PROBLEM STATEMENT:
Each record below must be returned exactly as shown.

Recorded data:
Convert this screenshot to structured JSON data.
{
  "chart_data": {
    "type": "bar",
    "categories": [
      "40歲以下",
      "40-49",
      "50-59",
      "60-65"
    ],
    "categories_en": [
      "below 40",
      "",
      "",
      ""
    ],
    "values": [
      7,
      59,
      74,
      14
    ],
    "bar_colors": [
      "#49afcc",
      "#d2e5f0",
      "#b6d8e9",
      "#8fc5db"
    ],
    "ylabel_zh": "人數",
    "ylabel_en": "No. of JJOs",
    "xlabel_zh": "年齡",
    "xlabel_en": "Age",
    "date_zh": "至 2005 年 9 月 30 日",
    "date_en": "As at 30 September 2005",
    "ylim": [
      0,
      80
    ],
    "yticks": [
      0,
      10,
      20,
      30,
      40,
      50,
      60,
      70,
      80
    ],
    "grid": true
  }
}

TASK ANSWER:
Convert this screenshot to structured JSON data.
{
  "chart_data": {
    "type": "bar",
    "categories": [
      "40歲以下",
      "40-49",
      "50-59",
      "60-65"
    ],
    "categories_en": [
      "below 40",
      "",
      "",
      ""
    ],
    "values": [
      7,
      59,
      74,
      14
    ],
    "bar_colors": [
      "#49afcc",
      "#d2e5f0",
      "#b6d8e9",
      "#8fc5db"
    ],
    "ylabel_zh": "人數",
    "ylabel_en": "No. of JJOs",
    "xlabel_zh": "年齡",
    "xlabel_en": "Age",
    "date_zh": "至 2005 年 9 月 30 日",
    "date_en": "As at 30 September 2005",
    "ylim": [
      0,
      80
    ],
    "yticks": [
      0,
      10,
      20,
      30,
      40,
      50,
      60,
      70,
      80
    ],
    "grid": true
  }
}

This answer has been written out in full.